• RECORD LIST:
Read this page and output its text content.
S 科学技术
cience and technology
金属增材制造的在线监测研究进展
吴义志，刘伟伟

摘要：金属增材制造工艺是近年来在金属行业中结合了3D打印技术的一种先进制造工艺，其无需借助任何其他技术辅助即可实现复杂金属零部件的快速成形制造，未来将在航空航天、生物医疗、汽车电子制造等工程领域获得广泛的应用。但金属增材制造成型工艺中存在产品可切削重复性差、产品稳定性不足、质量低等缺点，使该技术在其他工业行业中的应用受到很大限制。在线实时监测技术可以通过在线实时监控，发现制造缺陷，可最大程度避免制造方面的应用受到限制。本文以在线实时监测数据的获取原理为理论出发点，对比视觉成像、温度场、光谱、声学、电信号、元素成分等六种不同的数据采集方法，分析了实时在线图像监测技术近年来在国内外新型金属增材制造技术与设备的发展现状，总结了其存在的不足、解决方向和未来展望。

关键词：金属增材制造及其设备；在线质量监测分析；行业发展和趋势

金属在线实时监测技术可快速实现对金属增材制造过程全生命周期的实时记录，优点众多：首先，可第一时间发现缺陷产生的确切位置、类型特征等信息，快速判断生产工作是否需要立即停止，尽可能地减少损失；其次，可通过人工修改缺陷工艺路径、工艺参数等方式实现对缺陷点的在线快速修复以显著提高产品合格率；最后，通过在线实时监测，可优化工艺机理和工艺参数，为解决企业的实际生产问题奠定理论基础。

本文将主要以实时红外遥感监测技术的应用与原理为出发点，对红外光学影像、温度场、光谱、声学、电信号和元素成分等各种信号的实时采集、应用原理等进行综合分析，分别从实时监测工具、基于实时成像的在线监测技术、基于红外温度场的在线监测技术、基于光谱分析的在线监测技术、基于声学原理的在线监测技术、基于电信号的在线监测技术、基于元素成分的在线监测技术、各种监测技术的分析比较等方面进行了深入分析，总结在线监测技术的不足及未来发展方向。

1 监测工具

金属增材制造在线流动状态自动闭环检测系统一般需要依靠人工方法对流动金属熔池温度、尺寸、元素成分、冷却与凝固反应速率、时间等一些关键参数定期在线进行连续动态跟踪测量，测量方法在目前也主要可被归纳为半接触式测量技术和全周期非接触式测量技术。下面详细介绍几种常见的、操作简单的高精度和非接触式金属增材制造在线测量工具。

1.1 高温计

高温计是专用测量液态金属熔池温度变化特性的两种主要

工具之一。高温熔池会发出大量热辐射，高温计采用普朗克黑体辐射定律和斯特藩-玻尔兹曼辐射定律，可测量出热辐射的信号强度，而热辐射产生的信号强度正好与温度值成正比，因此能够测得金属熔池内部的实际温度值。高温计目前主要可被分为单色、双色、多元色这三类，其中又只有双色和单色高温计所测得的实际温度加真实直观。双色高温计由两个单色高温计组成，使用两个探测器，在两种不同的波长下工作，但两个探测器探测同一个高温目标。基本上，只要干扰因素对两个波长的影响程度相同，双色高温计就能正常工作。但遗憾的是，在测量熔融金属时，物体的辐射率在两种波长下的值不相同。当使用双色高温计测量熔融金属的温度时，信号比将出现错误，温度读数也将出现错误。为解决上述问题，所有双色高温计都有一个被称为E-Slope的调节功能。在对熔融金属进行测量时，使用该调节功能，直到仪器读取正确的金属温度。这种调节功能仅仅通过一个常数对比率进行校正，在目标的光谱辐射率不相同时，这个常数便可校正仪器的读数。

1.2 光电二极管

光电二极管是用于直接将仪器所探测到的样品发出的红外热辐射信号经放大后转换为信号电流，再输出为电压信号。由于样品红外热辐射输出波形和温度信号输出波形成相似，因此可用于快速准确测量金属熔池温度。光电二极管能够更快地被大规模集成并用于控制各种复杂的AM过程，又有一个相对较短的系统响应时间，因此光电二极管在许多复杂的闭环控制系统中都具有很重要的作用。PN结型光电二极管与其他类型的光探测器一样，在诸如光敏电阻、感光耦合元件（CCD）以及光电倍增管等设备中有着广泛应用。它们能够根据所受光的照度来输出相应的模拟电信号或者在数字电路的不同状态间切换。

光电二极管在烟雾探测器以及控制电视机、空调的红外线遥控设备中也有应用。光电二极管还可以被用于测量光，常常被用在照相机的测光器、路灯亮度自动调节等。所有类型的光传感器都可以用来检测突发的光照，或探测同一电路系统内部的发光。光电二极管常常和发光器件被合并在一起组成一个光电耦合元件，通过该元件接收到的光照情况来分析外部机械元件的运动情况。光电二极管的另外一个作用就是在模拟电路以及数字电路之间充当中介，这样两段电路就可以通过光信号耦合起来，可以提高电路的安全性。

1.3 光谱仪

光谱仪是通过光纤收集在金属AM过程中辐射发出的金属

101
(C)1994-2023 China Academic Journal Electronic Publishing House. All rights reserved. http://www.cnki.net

• WRITTEN EXERCISE:
Copy out the full material exactly as it appears.

• WRITTEN RESPONSE:
Read this page and output its text content.
S 科学技术
cience and technology
金属增材制造的在线监测研究进展
吴义志，刘伟伟

摘要：金属增材制造工艺是近年来在金属行业中结合了3D打印技术的一种先进制造工艺，其无需借助任何其他技术辅助即可实现复杂金属零部件的快速成形制造，未来将在航空航天、生物医疗、汽车电子制造等工程领域获得广泛的应用。但金属增材制造成型工艺中存在产品可切削重复性差、产品稳定性不足、质量低等缺点，使该技术在其他工业行业中的应用受到很大限制。在线实时监测技术可以通过在线实时监控，发现制造缺陷，可最大程度避免制造方面的应用受到限制。本文以在线实时监测数据的获取原理为理论出发点，对比视觉成像、温度场、光谱、声学、电信号、元素成分等六种不同的数据采集方法，分析了实时在线图像监测技术近年来在国内外新型金属增材制造技术与设备的发展现状，总结了其存在的不足、解决方向和未来展望。

关键词：金属增材制造及其设备；在线质量监测分析；行业发展和趋势

金属在线实时监测技术可快速实现对金属增材制造过程全生命周期的实时记录，优点众多：首先，可第一时间发现缺陷产生的确切位置、类型特征等信息，快速判断生产工作是否需要立即停止，尽可能地减少损失；其次，可通过人工修改缺陷工艺路径、工艺参数等方式实现对缺陷点的在线快速修复以显著提高产品合格率；最后，通过在线实时监测，可优化工艺机理和工艺参数，为解决企业的实际生产问题奠定理论基础。

本文将主要以实时红外遥感监测技术的应用与原理为出发点，对红外光学影像、温度场、光谱、声学、电信号和元素成分等各种信号的实时采集、应用原理等进行综合分析，分别从实时监测工具、基于实时成像的在线监测技术、基于红外温度场的在线监测技术、基于光谱分析的在线监测技术、基于声学原理的在线监测技术、基于电信号的在线监测技术、基于元素成分的在线监测技术、各种监测技术的分析比较等方面进行了深入分析，总结在线监测技术的不足及未来发展方向。

1 监测工具

金属增材制造在线流动状态自动闭环检测系统一般需要依靠人工方法对流动金属熔池温度、尺寸、元素成分、冷却与凝固反应速率、时间等一些关键参数定期在线进行连续动态跟踪测量，测量方法在目前也主要可被归纳为半接触式测量技术和全周期非接触式测量技术。下面详细介绍几种常见的、操作简单的高精度和非接触式金属增材制造在线测量工具。

1.1 高温计

高温计是专用测量液态金属熔池温度变化特性的两种主要

工具之一。高温熔池会发出大量热辐射，高温计采用普朗克黑体辐射定律和斯特藩-玻尔兹曼辐射定律，可测量出热辐射的信号强度，而热辐射产生的信号强度正好与温度值成正比，因此能够测得金属熔池内部的实际温度值。高温计目前主要可被分为单色、双色、多元色这三类，其中又只有双色和单色高温计所测得的实际温度加真实直观。双色高温计由两个单色高温计组成，使用两个探测器，在两种不同的波长下工作，但两个探测器探测同一个高温目标。基本上，只要干扰因素对两个波长的影响程度相同，双色高温计就能正常工作。但遗憾的是，在测量熔融金属时，物体的辐射率在两种波长下的值不相同。当使用双色高温计测量熔融金属的温度时，信号比将出现错误，温度读数也将出现错误。为解决上述问题，所有双色高温计都有一个被称为E-Slope的调节功能。在对熔融金属进行测量时，使用该调节功能，直到仪器读取正确的金属温度。这种调节功能仅仅通过一个常数对比率进行校正，在目标的光谱辐射率不相同时，这个常数便可校正仪器的读数。

1.2 光电二极管

光电二极管是用于直接将仪器所探测到的样品发出的红外热辐射信号经放大后转换为信号电流，再输出为电压信号。由于样品红外热辐射输出波形和温度信号输出波形成相似，因此可用于快速准确测量金属熔池温度。光电二极管能够更快地被大规模集成并用于控制各种复杂的AM过程，又有一个相对较短的系统响应时间，因此光电二极管在许多复杂的闭环控制系统中都具有很重要的作用。PN结型光电二极管与其他类型的光探测器一样，在诸如光敏电阻、感光耦合元件（CCD）以及光电倍增管等设备中有着广泛应用。它们能够根据所受光的照度来输出相应的模拟电信号或者在数字电路的不同状态间切换。

光电二极管在烟雾探测器以及控制电视机、空调的红外线遥控设备中也有应用。光电二极管还可以被用于测量光，常常被用在照相机的测光器、路灯亮度自动调节等。所有类型的光传感器都可以用来检测突发的光照，或探测同一电路系统内部的发光。光电二极管常常和发光器件被合并在一起组成一个光电耦合元件，通过该元件接收到的光照情况来分析外部机械元件的运动情况。光电二极管的另外一个作用就是在模拟电路以及数字电路之间充当中介，这样两段电路就可以通过光信号耦合起来，可以提高电路的安全性。

1.3 光谱仪

光谱仪是通过光纤收集在金属AM过程中辐射发出的金属

101
(C)1994-2023 China Academic Journal Electronic Publishing House. All rights reserved. http://www.cnki.net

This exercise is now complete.